### OBJECTIVE:
Extract each line containing the string "Gemini".

### INPUT RECORDS:

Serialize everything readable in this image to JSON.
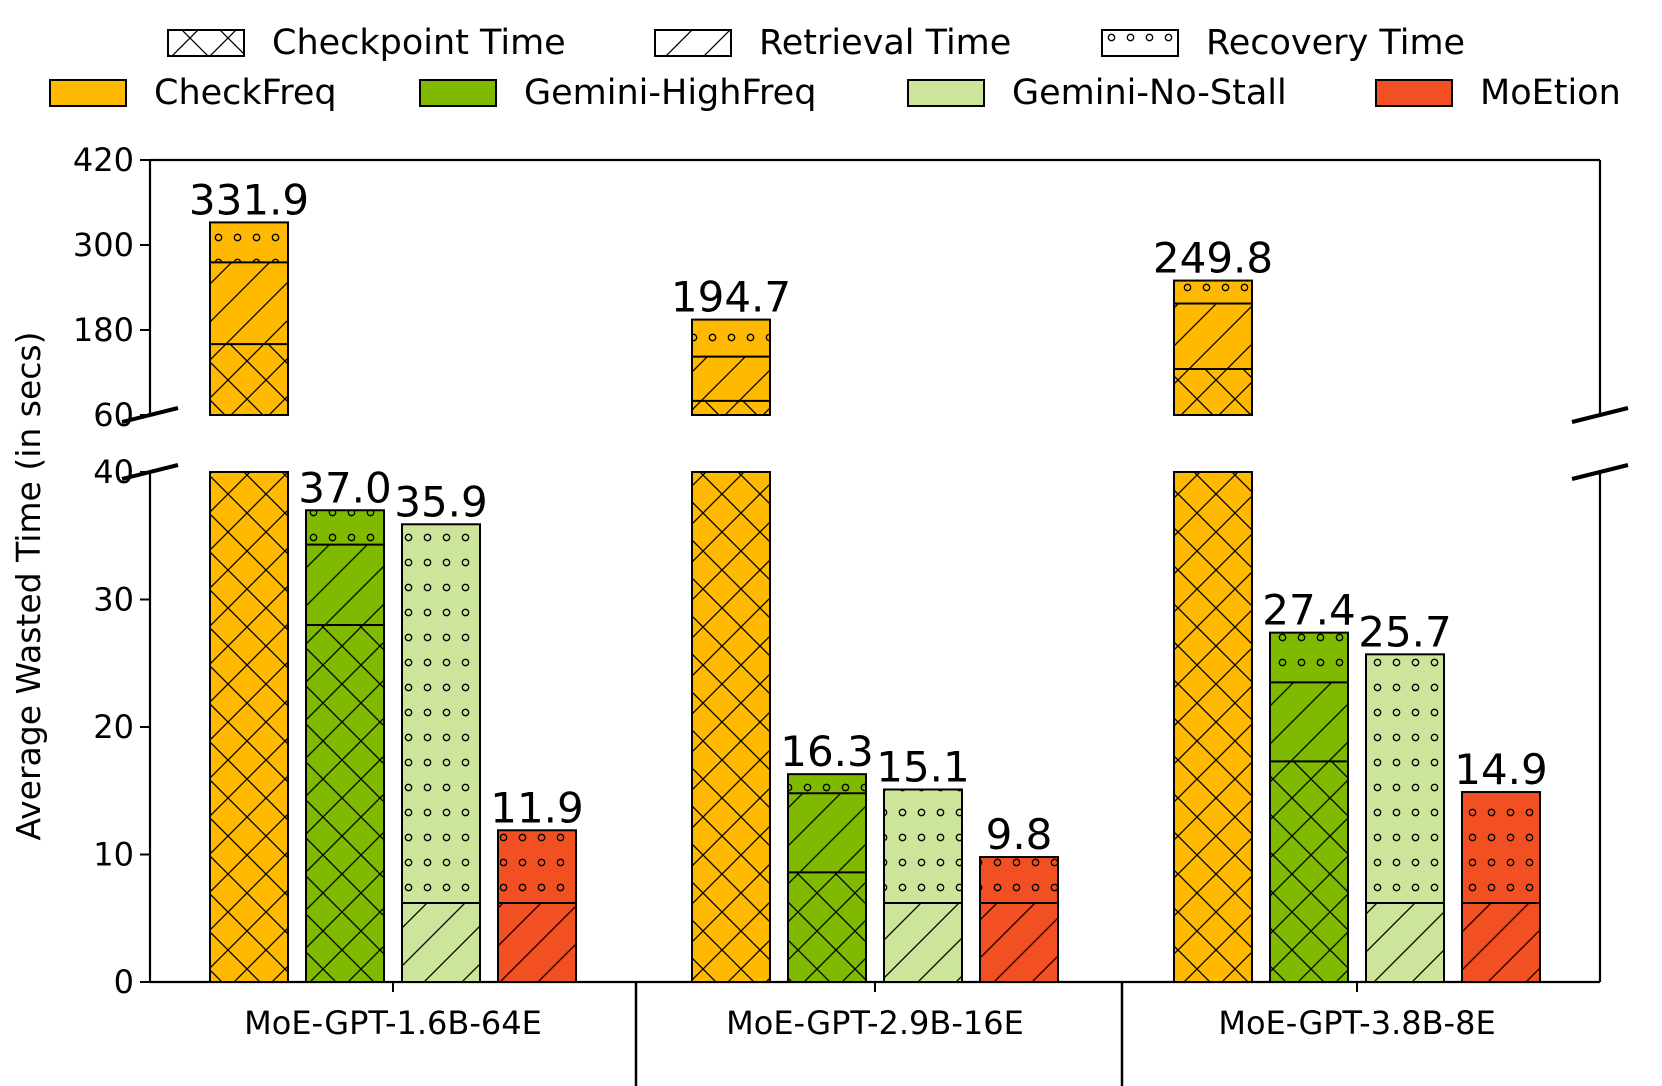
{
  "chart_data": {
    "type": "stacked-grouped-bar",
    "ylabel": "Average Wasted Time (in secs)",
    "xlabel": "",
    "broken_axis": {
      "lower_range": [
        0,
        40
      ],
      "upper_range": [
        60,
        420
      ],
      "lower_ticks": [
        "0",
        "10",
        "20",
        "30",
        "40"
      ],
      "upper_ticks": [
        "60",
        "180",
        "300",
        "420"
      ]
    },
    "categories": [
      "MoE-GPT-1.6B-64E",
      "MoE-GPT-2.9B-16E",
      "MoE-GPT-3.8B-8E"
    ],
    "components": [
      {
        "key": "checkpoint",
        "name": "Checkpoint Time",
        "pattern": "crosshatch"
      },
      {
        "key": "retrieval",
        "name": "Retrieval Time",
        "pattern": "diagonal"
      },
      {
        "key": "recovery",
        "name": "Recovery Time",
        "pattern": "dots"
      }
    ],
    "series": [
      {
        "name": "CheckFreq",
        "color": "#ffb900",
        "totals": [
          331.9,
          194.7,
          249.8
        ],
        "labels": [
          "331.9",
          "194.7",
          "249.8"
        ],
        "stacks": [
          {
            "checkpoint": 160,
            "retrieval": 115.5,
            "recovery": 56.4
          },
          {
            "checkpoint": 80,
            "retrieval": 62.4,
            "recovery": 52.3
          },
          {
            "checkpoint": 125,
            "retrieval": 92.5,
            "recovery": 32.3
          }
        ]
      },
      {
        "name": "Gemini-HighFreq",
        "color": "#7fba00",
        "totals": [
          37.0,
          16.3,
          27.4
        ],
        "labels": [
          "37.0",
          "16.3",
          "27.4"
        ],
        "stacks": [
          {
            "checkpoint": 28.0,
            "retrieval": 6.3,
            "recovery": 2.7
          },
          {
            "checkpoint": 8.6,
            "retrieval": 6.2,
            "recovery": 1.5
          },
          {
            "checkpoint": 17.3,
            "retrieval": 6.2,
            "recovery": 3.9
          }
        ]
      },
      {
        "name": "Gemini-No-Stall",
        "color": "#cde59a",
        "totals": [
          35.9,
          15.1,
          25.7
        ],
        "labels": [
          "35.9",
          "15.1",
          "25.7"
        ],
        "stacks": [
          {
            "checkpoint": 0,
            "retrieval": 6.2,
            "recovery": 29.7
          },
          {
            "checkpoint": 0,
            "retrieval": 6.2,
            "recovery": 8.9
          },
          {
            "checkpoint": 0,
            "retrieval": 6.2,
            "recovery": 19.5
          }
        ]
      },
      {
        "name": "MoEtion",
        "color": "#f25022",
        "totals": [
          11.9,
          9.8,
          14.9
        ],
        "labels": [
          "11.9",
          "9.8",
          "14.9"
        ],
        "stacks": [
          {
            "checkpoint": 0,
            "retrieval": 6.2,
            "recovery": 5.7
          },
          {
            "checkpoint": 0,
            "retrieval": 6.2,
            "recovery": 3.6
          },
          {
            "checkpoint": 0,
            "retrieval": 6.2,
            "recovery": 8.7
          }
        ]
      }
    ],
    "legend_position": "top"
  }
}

* * *

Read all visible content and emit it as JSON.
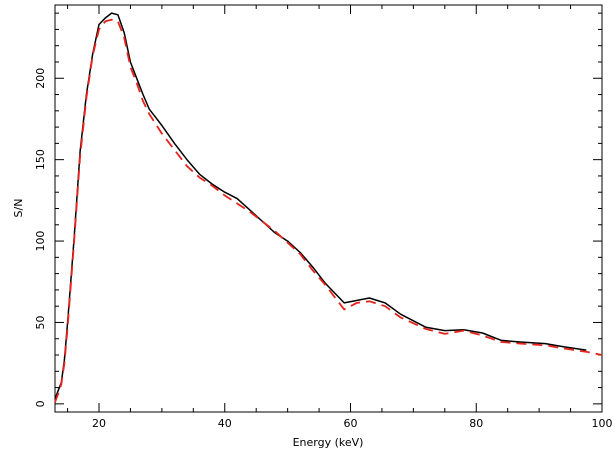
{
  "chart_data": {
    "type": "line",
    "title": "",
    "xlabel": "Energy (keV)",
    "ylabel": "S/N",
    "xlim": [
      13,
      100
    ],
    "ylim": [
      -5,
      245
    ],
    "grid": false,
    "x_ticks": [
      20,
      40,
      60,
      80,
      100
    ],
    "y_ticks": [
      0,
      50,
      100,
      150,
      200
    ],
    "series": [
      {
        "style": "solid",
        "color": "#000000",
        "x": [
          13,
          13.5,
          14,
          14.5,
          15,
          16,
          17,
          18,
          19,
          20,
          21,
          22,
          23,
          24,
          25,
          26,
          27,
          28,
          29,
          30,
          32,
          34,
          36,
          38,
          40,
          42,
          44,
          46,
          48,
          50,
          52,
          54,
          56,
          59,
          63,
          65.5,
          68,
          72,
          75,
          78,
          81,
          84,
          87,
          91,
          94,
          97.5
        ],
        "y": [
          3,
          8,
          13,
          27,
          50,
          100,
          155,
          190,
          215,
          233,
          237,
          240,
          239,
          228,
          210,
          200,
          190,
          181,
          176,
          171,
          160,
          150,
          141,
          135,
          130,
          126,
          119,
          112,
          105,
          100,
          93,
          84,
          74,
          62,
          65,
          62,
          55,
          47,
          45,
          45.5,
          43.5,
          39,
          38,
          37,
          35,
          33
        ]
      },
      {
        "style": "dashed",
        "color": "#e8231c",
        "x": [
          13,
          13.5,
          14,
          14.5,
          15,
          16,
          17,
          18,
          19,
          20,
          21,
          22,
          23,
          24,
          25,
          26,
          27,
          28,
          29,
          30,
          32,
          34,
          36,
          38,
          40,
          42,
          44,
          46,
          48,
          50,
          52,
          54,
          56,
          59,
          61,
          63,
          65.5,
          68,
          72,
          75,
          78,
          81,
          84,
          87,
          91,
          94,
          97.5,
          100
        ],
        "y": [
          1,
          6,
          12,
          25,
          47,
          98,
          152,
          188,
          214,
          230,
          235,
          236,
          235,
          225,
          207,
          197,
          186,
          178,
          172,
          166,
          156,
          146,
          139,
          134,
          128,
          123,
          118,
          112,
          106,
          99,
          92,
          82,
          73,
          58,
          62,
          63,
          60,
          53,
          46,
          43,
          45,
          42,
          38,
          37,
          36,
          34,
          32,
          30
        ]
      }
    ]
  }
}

* * *

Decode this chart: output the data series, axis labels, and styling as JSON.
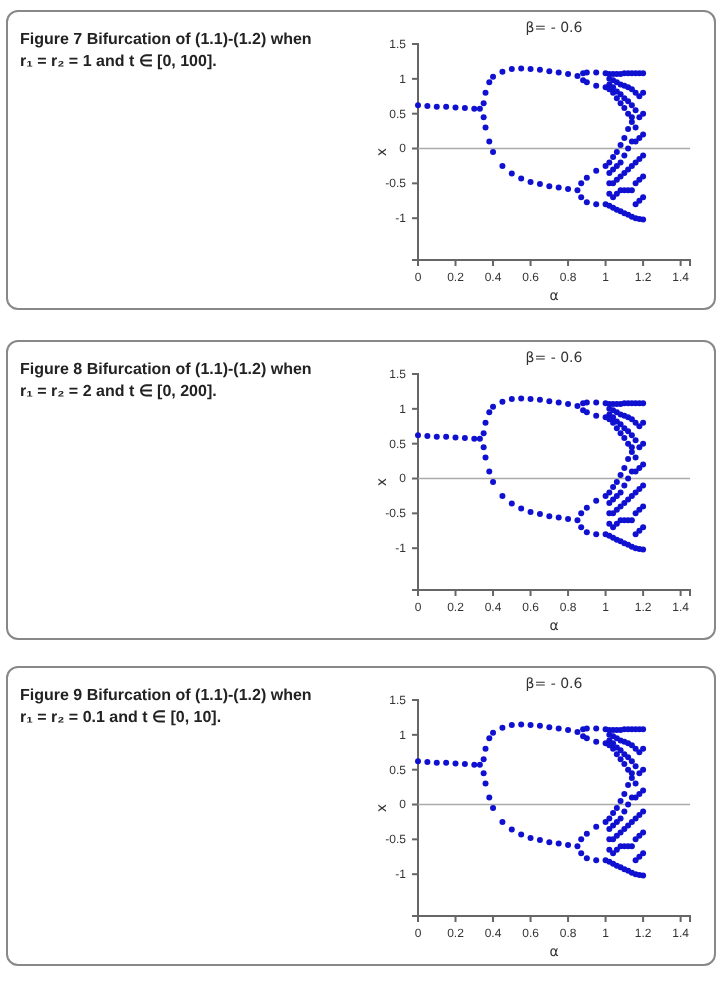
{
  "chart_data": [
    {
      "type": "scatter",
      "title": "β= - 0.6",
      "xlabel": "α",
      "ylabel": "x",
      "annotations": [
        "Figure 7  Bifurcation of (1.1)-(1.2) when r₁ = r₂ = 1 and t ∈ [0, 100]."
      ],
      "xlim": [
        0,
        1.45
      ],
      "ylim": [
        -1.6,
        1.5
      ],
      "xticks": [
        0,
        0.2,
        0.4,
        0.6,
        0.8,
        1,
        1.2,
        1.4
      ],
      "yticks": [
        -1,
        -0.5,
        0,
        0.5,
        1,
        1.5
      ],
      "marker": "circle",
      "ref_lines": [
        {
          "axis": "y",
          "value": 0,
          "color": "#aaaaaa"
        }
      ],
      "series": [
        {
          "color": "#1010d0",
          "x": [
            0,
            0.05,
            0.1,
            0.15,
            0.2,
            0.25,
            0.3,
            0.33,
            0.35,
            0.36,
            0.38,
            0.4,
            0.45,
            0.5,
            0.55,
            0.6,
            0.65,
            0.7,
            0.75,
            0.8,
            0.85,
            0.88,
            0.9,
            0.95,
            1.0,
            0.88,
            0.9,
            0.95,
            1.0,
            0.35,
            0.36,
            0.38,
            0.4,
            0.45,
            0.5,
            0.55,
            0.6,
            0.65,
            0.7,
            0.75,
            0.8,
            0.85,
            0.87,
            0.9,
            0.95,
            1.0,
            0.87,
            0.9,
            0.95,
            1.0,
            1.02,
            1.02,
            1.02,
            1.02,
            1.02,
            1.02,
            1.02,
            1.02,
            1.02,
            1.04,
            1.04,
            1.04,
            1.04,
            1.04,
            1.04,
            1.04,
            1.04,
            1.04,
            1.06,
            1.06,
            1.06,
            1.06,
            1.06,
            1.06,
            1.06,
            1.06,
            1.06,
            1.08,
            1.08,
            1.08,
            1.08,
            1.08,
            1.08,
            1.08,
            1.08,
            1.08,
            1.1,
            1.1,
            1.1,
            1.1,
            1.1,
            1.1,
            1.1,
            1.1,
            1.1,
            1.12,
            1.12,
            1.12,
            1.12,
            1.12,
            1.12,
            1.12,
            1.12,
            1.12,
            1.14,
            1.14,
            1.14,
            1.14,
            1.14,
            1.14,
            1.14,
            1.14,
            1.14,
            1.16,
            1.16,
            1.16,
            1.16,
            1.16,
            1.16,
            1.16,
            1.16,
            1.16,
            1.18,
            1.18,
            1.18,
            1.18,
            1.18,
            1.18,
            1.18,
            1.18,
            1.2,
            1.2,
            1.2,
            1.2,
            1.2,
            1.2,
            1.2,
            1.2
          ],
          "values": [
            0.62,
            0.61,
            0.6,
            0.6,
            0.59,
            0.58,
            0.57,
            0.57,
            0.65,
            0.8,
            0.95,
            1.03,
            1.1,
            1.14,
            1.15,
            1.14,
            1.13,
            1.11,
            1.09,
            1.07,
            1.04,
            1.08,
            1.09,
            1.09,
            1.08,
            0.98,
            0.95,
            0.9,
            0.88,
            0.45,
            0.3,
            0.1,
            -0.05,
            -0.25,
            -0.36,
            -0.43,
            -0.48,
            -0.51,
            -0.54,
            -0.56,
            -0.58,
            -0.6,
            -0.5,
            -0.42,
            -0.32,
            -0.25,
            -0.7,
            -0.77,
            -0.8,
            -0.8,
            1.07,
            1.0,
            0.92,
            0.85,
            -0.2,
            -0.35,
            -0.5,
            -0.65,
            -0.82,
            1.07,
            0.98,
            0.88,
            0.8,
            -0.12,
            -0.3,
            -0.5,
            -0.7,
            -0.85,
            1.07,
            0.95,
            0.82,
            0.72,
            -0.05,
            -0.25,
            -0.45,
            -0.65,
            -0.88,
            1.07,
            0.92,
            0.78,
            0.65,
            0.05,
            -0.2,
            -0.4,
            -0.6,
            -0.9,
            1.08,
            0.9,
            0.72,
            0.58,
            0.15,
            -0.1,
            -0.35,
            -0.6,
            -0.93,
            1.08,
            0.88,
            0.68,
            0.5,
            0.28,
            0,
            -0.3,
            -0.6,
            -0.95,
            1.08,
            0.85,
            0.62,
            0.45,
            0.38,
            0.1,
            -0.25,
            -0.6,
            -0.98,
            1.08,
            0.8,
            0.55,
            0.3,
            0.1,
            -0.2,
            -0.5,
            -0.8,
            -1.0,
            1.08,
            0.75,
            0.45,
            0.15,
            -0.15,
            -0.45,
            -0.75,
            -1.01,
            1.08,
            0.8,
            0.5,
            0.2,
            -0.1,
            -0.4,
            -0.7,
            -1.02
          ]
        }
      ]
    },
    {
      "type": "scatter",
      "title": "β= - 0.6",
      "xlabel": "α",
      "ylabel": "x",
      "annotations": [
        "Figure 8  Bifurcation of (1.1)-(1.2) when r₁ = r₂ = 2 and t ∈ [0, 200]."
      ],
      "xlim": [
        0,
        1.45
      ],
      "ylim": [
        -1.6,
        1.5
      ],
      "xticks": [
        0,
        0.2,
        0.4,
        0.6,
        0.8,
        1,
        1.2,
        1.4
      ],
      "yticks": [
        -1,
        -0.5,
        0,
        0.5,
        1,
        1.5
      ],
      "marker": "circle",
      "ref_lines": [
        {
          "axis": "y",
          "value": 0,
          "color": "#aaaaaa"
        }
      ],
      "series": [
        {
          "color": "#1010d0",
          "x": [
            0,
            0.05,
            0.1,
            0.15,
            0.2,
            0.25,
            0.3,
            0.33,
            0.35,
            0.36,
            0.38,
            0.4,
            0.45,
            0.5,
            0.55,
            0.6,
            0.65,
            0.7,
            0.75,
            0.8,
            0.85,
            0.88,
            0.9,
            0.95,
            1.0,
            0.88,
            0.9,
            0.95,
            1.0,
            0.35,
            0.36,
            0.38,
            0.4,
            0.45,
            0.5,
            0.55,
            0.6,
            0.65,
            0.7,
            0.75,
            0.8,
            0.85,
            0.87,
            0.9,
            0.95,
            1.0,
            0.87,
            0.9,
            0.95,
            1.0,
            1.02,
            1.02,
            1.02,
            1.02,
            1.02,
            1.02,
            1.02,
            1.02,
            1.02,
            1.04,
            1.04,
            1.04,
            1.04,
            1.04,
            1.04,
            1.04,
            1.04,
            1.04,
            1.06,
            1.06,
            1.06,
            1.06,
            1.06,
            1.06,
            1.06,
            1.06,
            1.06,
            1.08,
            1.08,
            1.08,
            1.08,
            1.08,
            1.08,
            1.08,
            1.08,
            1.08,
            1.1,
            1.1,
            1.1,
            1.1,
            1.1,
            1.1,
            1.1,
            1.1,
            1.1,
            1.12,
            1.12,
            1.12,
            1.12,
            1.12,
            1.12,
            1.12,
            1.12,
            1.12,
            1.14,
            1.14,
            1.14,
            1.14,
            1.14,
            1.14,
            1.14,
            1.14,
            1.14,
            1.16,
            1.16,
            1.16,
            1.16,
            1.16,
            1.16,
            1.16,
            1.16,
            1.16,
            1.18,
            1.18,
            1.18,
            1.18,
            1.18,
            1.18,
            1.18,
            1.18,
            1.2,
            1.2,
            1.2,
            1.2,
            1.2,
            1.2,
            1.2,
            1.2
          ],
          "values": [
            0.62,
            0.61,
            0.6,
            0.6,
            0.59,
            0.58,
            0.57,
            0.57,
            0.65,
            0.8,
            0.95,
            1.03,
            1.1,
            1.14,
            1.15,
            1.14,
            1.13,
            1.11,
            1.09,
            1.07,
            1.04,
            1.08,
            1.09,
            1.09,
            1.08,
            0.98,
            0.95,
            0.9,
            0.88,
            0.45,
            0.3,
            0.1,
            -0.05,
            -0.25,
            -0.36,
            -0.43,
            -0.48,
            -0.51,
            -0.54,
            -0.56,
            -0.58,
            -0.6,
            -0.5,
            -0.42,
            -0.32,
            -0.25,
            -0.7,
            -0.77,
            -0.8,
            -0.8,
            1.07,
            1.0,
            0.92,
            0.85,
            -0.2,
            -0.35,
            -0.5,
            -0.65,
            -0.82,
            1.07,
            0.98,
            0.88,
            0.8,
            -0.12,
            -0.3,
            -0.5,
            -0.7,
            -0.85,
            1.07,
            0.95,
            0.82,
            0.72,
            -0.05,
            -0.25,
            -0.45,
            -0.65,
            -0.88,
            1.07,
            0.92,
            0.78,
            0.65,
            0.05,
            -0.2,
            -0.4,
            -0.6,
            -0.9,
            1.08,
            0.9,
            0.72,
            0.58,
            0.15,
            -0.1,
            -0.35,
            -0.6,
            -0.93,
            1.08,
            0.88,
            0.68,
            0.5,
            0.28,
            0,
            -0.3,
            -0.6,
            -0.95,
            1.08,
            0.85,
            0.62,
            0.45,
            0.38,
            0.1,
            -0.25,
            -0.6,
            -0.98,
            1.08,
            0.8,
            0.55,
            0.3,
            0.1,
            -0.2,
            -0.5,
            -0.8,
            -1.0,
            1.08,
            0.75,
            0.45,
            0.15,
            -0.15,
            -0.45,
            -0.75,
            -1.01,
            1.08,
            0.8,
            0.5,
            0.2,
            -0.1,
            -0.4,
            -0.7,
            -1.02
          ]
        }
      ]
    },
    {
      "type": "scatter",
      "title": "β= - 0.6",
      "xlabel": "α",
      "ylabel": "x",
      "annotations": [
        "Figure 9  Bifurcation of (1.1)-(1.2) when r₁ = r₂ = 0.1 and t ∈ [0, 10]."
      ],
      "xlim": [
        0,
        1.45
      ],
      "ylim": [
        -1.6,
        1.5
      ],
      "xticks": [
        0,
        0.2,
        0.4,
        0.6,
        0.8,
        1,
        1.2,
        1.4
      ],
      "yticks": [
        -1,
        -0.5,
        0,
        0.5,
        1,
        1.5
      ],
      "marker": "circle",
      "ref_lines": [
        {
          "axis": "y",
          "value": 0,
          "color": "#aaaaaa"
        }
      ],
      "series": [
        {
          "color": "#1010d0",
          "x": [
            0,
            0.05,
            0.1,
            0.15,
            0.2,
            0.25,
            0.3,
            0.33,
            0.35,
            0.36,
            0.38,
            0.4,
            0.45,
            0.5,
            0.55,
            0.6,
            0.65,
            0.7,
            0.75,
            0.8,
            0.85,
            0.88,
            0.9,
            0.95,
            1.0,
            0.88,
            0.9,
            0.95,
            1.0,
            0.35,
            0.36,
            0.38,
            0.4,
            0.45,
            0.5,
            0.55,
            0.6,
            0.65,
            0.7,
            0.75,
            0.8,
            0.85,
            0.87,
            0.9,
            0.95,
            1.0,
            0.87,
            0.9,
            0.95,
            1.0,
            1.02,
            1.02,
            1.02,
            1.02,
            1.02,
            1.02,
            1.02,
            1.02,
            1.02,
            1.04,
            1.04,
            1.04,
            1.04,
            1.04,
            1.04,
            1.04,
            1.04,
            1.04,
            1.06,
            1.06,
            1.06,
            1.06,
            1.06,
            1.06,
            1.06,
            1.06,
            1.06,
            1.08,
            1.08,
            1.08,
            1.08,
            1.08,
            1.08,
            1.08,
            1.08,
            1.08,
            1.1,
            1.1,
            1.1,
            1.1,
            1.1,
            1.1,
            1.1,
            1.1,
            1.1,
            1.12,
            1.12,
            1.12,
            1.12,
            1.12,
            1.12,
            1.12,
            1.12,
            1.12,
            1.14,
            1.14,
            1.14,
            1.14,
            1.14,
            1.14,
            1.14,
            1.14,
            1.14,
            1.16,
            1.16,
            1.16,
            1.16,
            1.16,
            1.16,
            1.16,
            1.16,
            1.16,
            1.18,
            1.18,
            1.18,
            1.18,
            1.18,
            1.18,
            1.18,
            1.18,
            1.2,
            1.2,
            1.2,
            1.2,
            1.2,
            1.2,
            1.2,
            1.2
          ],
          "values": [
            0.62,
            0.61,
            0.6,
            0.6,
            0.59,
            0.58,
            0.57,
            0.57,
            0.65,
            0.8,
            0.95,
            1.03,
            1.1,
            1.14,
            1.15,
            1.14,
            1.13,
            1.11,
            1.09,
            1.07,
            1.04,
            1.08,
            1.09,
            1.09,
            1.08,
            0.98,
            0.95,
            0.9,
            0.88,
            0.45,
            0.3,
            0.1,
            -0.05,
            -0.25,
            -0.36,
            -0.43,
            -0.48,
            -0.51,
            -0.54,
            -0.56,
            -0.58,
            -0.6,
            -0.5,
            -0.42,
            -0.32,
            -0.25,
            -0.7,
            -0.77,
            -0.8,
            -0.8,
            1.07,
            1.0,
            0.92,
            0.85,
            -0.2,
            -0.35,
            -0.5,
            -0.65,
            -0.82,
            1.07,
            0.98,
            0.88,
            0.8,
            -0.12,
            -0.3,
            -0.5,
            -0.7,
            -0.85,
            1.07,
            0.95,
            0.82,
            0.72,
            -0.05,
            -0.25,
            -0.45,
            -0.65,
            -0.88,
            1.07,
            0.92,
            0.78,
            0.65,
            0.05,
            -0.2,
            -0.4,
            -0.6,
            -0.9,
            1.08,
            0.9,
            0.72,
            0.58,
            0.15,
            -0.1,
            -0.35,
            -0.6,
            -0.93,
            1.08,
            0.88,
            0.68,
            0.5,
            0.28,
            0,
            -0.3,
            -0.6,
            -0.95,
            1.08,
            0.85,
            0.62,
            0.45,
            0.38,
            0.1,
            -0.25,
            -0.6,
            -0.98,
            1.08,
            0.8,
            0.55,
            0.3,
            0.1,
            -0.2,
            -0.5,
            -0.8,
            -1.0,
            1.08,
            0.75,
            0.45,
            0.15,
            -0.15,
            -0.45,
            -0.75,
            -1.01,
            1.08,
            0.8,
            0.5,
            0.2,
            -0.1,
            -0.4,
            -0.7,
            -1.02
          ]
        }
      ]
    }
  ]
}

### EXERCISE RESULT:
        "name": "Gemini-HighFreq",
        "name": "Gemini-No-Stall",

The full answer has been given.